--- BEGIN ---

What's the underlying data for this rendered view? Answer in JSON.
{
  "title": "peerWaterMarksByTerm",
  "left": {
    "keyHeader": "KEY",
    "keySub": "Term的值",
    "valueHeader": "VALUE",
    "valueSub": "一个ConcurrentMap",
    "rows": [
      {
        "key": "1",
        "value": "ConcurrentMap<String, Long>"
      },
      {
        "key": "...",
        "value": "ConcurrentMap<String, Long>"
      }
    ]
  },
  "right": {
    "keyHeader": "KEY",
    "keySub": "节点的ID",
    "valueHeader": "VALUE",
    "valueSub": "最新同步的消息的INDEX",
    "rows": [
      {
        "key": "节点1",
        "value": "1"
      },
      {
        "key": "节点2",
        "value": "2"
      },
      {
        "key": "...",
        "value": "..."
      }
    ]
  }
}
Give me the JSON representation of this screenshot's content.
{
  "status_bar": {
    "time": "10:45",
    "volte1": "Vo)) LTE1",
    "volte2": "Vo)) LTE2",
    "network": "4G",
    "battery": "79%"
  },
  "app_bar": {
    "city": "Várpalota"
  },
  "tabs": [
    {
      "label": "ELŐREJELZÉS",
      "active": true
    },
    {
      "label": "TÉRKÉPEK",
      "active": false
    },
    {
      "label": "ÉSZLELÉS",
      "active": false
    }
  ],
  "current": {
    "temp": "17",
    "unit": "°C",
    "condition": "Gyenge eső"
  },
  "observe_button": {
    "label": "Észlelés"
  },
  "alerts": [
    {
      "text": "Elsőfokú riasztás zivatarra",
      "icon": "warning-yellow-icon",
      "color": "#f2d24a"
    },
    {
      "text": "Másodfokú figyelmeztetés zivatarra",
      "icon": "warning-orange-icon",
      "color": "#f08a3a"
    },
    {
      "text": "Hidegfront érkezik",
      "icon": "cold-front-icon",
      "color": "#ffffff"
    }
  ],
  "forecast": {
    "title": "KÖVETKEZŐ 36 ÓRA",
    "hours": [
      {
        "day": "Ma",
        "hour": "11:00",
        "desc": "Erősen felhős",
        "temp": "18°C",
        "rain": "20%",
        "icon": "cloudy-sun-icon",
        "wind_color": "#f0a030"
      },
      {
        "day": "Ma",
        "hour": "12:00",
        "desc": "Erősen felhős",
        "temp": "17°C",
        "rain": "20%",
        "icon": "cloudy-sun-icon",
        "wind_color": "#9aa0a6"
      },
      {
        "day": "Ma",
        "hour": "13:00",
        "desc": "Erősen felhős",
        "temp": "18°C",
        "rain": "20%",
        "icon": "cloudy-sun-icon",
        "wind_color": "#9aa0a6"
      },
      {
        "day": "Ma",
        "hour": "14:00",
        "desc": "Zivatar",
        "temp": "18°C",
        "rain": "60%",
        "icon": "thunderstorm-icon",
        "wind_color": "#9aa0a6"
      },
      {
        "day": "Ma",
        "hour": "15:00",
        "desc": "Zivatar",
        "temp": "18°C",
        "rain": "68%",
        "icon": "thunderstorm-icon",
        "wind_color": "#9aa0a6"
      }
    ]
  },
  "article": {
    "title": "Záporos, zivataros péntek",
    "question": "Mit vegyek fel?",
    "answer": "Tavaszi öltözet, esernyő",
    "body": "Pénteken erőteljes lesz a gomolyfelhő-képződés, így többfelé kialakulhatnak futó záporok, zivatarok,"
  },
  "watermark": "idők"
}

--- END ---

Copy every line of the listing containing the string "valueSub".

    "valueSub": "一个ConcurrentMap",
    "valueSub": "最新同步的消息的INDEX",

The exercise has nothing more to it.